> **GIVEN REQUEST**: Each entry has to be copied exactly, with nothing missed.

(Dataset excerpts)

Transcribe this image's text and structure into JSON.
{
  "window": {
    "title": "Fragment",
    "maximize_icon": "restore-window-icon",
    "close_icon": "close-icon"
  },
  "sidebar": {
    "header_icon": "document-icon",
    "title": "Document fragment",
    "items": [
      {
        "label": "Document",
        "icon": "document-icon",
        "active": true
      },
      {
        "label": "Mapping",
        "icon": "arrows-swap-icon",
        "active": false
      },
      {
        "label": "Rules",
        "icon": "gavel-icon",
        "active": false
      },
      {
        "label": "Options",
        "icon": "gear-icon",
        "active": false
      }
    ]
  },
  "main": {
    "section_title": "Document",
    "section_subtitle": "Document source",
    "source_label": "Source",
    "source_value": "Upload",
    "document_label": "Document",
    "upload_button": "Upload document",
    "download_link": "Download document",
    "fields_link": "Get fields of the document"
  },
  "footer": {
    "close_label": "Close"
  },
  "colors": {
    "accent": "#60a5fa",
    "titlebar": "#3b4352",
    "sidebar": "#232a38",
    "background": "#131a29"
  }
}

> **SOLUTION BELOW**:
Transcribe this image's text and structure into JSON.
{
  "window": {
    "title": "Fragment",
    "maximize_icon": "restore-window-icon",
    "close_icon": "close-icon"
  },
  "sidebar": {
    "header_icon": "document-icon",
    "title": "Document fragment",
    "items": [
      {
        "label": "Document",
        "icon": "document-icon",
        "active": true
      },
      {
        "label": "Mapping",
        "icon": "arrows-swap-icon",
        "active": false
      },
      {
        "label": "Rules",
        "icon": "gavel-icon",
        "active": false
      },
      {
        "label": "Options",
        "icon": "gear-icon",
        "active": false
      }
    ]
  },
  "main": {
    "section_title": "Document",
    "section_subtitle": "Document source",
    "source_label": "Source",
    "source_value": "Upload",
    "document_label": "Document",
    "upload_button": "Upload document",
    "download_link": "Download document",
    "fields_link": "Get fields of the document"
  },
  "footer": {
    "close_label": "Close"
  },
  "colors": {
    "accent": "#60a5fa",
    "titlebar": "#3b4352",
    "sidebar": "#232a38",
    "background": "#131a29"
  }
}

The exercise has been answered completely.